» ЗАДАНИЕ 1
Ответьте по отрывку о вызове на дуэль:
(a) Где жил А. А. в то время, когда получил резкое письмо?
(b) В чем А. А. в своем ответе обвинил автора письма?
(c) Что Саша потребовал сделать, согласно дневниковой записи от 7 августа?
» ЗАДАНИЕ 2
Напишите продолжение отрывка о вызове на дуэль, начиная сразу после его последней фразы.

» ФРАГМЕНТ СТРАНИЦЫ
_ _ _ _

В разгаре полемики я написал А. А. (жившему в Шахматове в то время) немотивированное, до оскорбительности резкое письмо, обвиняющее его и в штрейкбрехерстве, и в потворстве капиталисту, и в заискивании перед писателями, сгруппированными вокруг Леонида Андреева, за которыми шла в это время вся масса читателей. А. А. возмутился до глубины души тем письмом; он прочел в нем мое обвинение его в подхалимстве; и тут же: я получил его дикий по гневу ответ, обвиняющий меня в клеветничестве; и оканчивающийся – вызовом на дуэль.

Мария Андреевна Бекетова. Из дневника:

7 августа ‹1907›. Шахматово. Ровно через год опять кошмар Андрея Белого и дуэли. На этот раз вызывает Саша, потому что тот написал ему письмо полное оскорблений, которых и он не вынес: обвиняет его во лжи, пишет, что хотя и подаст ему руку, если встретятся, но лучше не встречаться. Саша написал, чтобы он взял свои слова назад или прислал секунданта. Разумеется, тот пришлет секунданта. Они опять, как дети.

_ _ _ _

Записи, перечисленные в наборе данных

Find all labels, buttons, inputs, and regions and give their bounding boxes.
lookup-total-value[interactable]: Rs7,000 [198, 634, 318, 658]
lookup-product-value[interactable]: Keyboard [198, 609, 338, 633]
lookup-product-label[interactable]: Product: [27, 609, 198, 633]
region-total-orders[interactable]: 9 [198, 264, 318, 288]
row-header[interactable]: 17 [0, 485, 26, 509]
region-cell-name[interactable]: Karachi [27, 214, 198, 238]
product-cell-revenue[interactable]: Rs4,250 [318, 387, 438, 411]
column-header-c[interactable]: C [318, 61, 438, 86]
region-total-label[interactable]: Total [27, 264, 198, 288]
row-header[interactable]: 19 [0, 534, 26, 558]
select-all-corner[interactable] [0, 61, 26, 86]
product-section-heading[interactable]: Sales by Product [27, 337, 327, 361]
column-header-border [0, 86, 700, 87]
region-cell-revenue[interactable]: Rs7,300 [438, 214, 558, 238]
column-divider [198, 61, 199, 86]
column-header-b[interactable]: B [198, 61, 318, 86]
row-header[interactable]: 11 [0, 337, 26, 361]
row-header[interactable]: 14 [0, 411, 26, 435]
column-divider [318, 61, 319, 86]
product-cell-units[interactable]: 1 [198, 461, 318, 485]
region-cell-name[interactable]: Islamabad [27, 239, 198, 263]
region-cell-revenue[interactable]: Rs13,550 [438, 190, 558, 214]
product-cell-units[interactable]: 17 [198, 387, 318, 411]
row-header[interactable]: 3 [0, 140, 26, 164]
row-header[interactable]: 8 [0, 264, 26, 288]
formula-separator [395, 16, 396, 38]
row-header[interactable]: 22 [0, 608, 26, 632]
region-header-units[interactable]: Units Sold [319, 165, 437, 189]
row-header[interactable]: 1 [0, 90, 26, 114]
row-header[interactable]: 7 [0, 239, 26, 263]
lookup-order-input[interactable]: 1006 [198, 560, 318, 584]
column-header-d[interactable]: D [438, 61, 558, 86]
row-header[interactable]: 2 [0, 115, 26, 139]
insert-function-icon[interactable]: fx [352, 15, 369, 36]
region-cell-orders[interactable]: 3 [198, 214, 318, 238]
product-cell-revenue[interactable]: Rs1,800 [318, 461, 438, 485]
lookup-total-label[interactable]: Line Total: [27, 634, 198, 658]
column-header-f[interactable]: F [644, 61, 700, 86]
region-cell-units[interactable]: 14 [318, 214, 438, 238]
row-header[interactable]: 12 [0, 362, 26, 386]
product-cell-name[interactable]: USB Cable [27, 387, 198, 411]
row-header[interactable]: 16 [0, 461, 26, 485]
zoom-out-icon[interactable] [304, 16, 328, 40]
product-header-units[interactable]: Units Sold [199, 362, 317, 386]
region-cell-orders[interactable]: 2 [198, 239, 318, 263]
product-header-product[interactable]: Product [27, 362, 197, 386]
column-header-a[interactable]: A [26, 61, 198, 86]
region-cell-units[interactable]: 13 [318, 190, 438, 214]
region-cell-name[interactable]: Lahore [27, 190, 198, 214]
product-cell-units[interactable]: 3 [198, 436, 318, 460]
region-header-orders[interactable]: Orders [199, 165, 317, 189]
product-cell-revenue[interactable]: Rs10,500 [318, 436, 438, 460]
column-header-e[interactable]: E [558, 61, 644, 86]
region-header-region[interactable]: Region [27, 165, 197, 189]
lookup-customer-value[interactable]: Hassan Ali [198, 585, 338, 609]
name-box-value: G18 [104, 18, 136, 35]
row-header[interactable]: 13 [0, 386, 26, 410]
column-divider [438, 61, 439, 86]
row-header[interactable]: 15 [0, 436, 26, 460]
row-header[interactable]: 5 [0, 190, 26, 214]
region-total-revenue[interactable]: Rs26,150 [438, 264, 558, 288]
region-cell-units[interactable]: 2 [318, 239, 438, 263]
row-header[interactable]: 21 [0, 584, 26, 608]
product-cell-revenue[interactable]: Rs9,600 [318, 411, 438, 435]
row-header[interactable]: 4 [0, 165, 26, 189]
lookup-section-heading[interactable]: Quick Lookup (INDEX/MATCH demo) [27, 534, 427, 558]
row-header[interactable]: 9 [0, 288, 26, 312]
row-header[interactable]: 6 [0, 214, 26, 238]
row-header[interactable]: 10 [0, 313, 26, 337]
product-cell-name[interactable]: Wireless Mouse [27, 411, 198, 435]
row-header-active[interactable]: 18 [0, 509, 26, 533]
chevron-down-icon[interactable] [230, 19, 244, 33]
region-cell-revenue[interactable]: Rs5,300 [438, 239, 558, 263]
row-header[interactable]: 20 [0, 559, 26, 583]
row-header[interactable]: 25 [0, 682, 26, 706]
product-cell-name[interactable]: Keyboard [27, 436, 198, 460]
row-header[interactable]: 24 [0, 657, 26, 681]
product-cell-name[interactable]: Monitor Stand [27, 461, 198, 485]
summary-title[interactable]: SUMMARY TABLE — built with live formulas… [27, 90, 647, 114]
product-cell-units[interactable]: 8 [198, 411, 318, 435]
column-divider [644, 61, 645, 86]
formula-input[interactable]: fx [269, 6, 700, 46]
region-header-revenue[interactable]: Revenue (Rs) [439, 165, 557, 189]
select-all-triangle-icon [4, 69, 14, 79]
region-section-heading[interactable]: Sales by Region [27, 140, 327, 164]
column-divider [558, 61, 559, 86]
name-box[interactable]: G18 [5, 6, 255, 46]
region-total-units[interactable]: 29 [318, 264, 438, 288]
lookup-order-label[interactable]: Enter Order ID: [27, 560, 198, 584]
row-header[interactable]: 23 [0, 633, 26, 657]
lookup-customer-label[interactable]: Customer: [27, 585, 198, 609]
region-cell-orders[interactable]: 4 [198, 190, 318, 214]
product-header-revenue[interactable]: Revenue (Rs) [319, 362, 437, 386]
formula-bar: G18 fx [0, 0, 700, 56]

_ _ _ _

» ОТВЕТ 1
(a) В Шахматове.
(b) В клеветничестве.
(c) Взять свои слова назад или прислать секунданта.

» ОТВЕТ 2
Александр Александрович Блок. Из письма Андрею Белому. Шахматово, 8 августа 1907 г.:

Милостивый Государь Борис Николаевич,

Ваше поведение относительно меня, Ваши сплетни-ческие намеки в печати на мою личную жизнь, Ваше последнее письмо, в котором Вы, уморительно клевеща на меня, заявляете, что все время "следили за мной издали", – и, наконец, Ваши хвастливые печатные и письменные заявления о том, что Вы только один на всем свете "страдаете" и никто, кроме Вас, не умеет страдать, – все это в достаточной степени надоело мне.

Оскорбляться на все это мне не приходило в голову, ибо я не считаю возможным оскорбляться ни на шпиона, выслеживающего меня, ни на лакея, подозревающего меня в нечестности. Не желая, Милостивый Государь, обвинять Вас в лакействе и шпионстве, я склонен приписывать Ваше поведение – или какому-то грандиозному недоразумению и полному незнанию меня Вами (о чем я писал Вам подробно в письме, отправленном до получения Вашего), или особого рода душевной болезни.

Каковы бы ни были причины, вызвавшие Ваши нападки на меня, я предоставляю Вам десятидневный срок со дня, которым помечено это письмо, для того чтобы Вы – или отказались от Ваших слов, в которые Вы не верите, – или прислали мне Вашего секунданта. Если до 18 августа Вы не исполните ни того, ни другого, я принужден буду сам принять соответствующие меры.

Александр Александрович Блок. Из письма Е. П. Иванову. Царское Село, 9 августа 1907 г.:

Милый друг мой Женя.

Пишу тебе по совершенно особенному случаю. Дело касается развития наших отношений с Андреем Белым.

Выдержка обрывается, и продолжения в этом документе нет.